Gather all lines containing the string "JSON" and copy them out.

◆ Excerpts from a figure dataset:
◇ ◇ ◇ ◇ ◇ ◇ ◇
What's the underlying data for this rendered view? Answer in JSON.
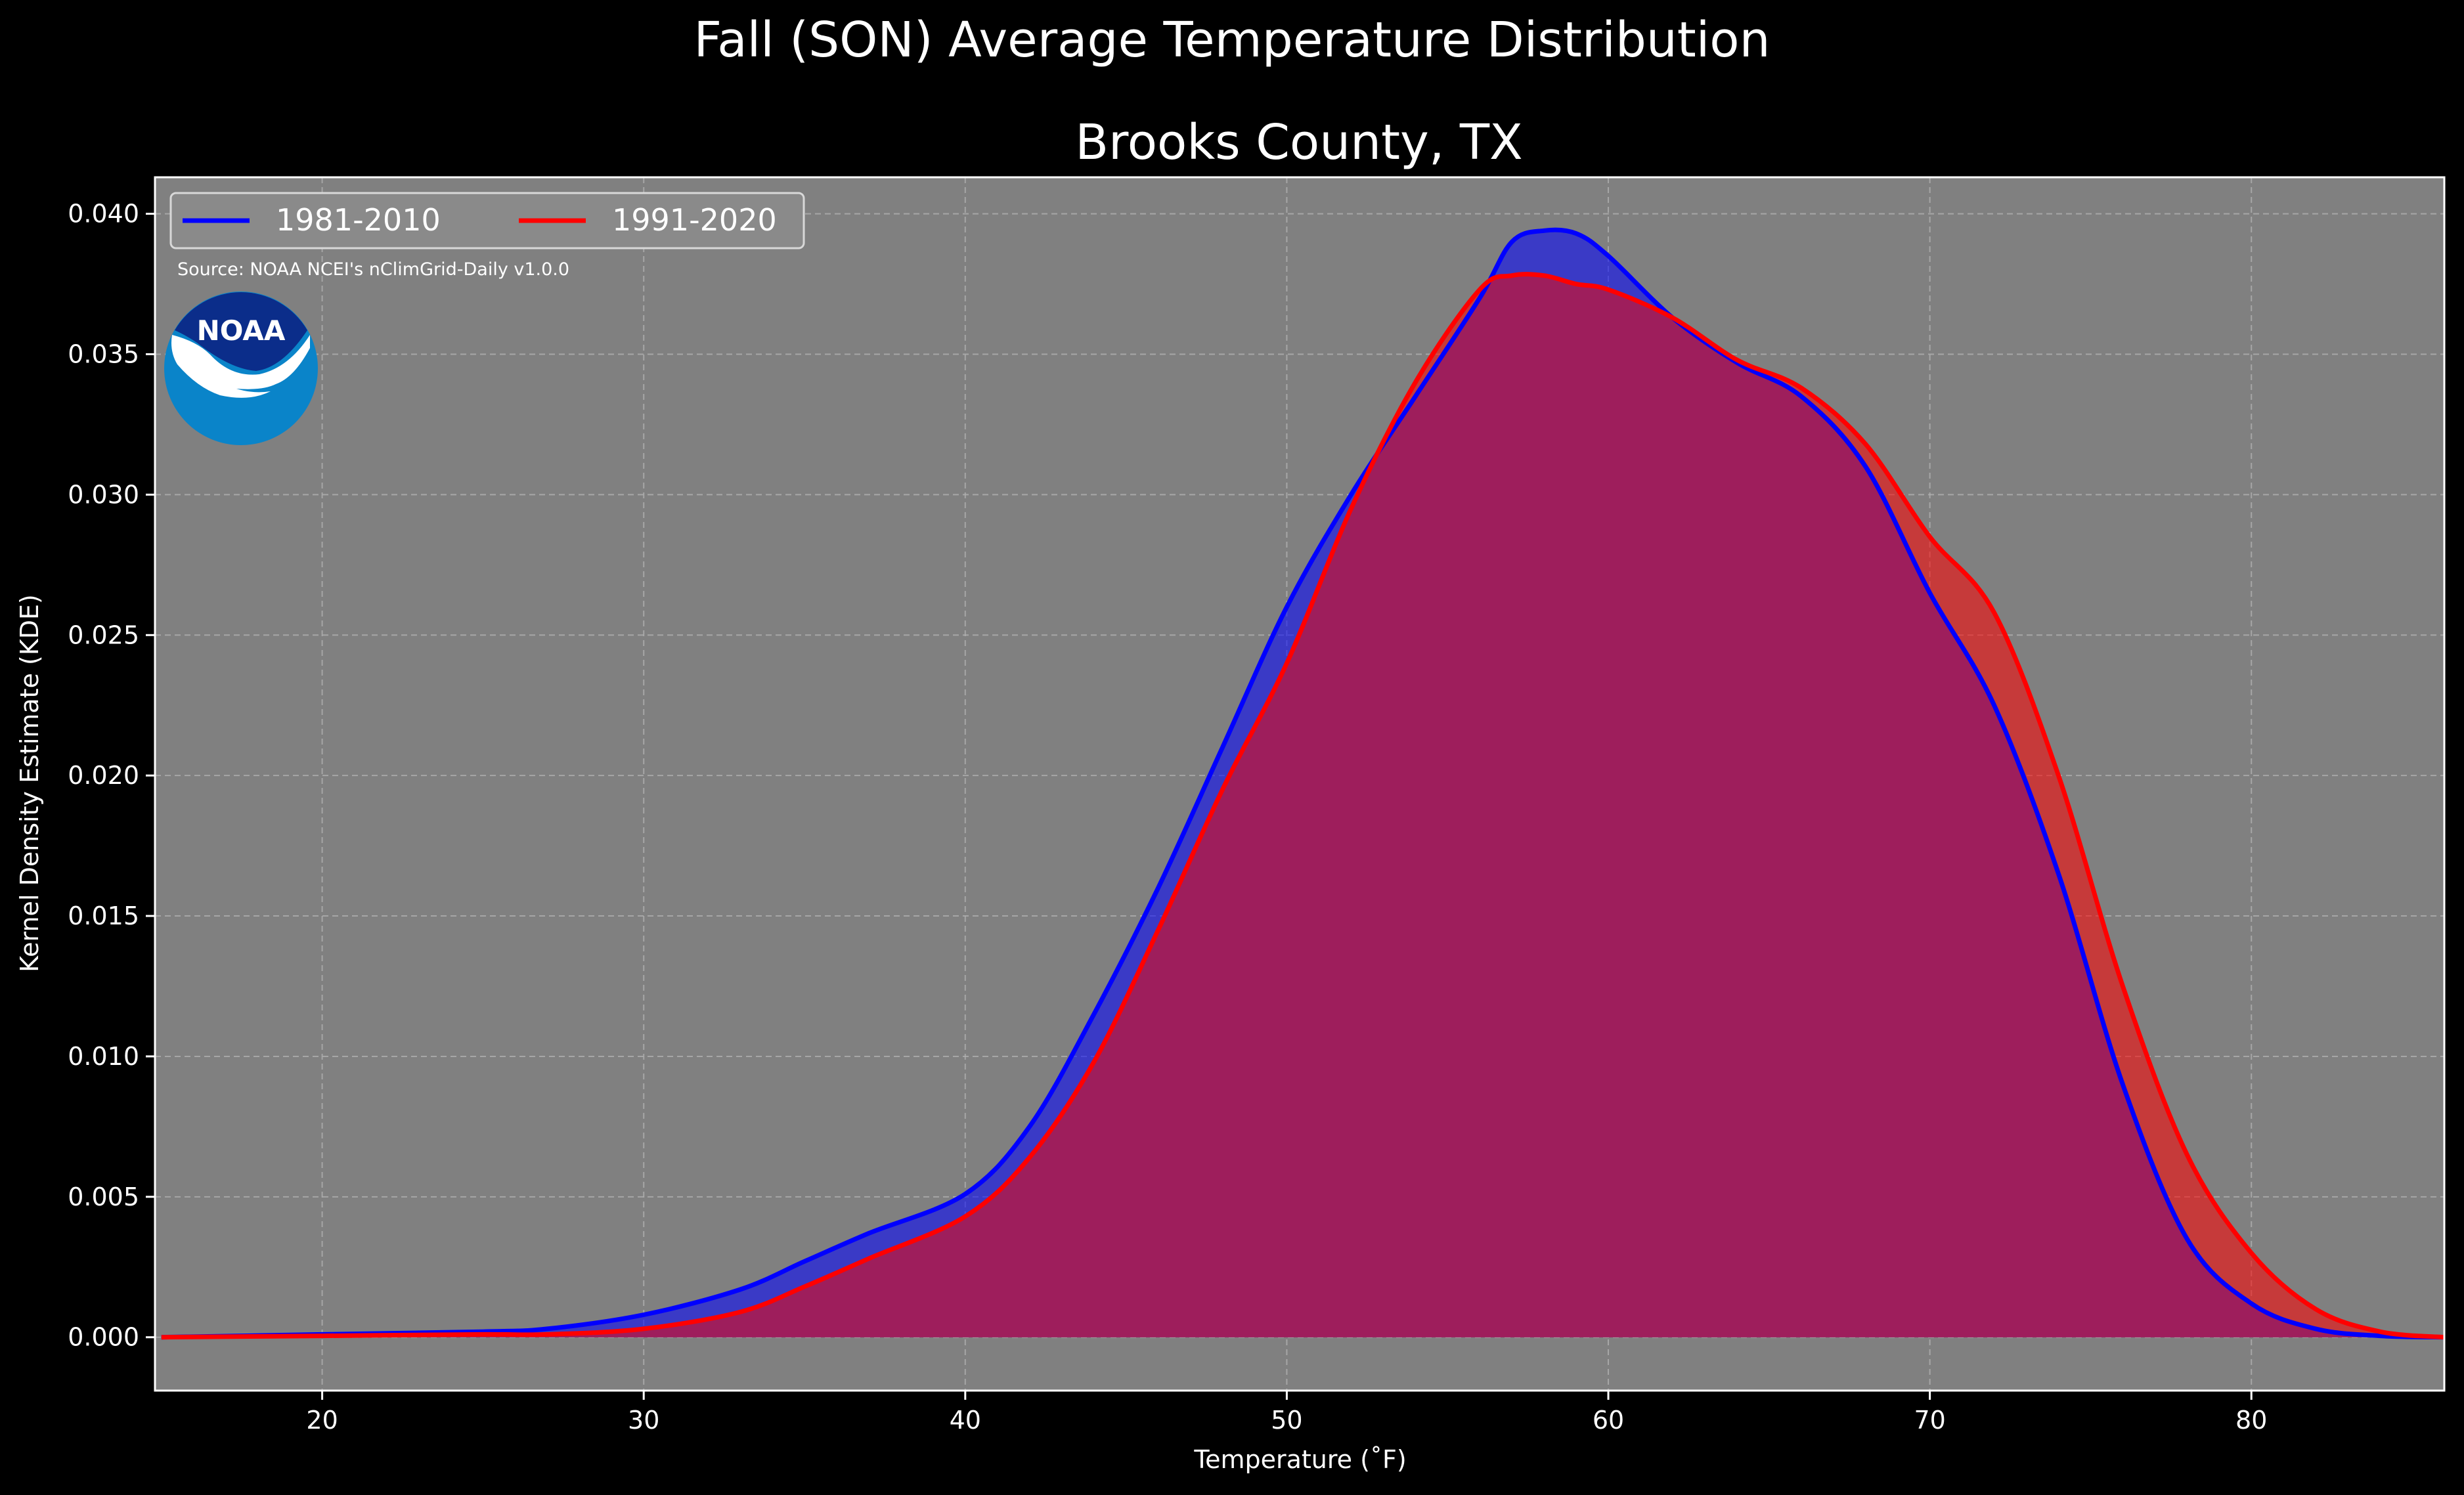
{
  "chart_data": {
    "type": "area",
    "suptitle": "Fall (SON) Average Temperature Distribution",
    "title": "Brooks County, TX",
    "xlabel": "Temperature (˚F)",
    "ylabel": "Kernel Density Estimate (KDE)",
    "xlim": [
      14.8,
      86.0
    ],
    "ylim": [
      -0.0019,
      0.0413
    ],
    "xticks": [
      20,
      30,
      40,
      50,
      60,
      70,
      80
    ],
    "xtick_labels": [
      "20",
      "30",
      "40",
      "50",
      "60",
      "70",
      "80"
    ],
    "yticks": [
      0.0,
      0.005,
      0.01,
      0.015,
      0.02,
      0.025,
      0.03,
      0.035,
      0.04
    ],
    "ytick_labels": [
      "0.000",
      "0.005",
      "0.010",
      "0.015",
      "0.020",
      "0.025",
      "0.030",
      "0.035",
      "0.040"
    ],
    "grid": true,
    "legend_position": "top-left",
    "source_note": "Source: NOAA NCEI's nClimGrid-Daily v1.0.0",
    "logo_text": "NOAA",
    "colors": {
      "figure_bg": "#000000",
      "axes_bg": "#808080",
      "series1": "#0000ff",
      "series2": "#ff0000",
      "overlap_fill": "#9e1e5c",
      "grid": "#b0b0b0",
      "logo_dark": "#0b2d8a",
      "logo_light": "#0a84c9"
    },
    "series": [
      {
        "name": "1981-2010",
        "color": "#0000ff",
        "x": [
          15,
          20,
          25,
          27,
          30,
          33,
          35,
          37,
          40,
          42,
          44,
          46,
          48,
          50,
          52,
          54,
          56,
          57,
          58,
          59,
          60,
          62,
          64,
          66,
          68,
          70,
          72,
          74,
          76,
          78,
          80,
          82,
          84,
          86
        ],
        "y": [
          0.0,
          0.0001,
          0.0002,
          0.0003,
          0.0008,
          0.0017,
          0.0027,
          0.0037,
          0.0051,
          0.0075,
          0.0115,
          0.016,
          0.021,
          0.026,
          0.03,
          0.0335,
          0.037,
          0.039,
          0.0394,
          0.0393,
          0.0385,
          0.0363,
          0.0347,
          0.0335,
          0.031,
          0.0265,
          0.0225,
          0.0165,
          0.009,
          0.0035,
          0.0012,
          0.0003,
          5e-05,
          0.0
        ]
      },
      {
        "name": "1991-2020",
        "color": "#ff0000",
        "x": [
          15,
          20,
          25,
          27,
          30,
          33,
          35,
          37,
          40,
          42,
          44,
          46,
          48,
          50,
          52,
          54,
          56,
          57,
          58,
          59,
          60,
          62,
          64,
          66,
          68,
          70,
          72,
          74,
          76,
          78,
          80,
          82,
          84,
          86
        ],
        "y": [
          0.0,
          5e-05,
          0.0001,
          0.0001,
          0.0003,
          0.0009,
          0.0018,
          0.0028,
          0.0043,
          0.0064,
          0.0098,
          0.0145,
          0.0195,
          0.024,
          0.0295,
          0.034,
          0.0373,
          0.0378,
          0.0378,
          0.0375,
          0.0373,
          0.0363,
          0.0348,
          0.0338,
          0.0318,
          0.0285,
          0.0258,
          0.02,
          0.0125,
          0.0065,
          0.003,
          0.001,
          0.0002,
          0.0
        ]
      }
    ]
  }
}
◇ ◇ ◇ ◇ ◇ ◇ ◇
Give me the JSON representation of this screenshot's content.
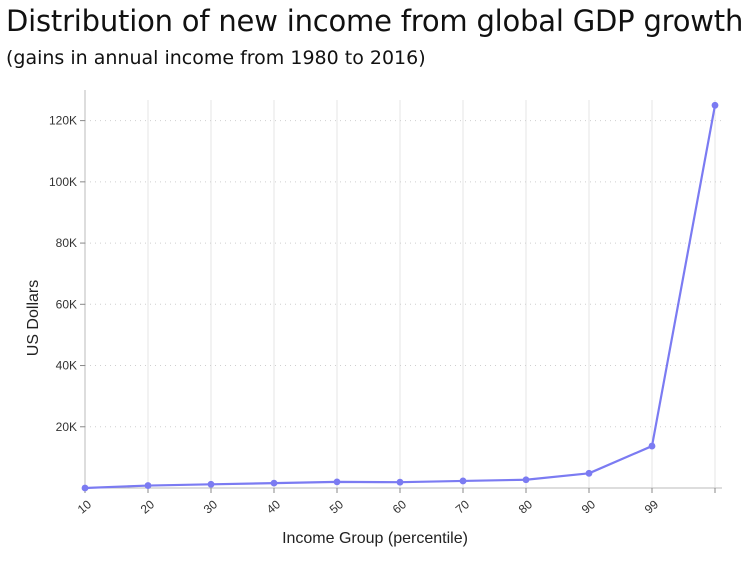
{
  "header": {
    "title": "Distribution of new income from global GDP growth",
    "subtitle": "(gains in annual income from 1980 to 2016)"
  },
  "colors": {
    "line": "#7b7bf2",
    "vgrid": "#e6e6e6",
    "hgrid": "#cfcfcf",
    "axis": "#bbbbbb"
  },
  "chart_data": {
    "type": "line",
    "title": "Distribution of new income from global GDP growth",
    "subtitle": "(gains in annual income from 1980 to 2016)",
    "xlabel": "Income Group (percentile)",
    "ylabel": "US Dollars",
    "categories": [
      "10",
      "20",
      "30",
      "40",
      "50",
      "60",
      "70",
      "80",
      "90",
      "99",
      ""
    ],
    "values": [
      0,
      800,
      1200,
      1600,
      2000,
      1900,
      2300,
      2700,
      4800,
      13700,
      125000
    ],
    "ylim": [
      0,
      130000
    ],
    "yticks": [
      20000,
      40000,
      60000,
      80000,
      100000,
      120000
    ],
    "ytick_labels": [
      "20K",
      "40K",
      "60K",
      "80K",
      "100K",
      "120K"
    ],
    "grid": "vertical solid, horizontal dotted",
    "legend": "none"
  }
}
◇ ◇ ◇ ◇ ◇ ◇ ◇
◆ Solution for this task:
What's the underlying data for this rendered view? Answer in JSON.
Give me the JSON representation of this screenshot's content.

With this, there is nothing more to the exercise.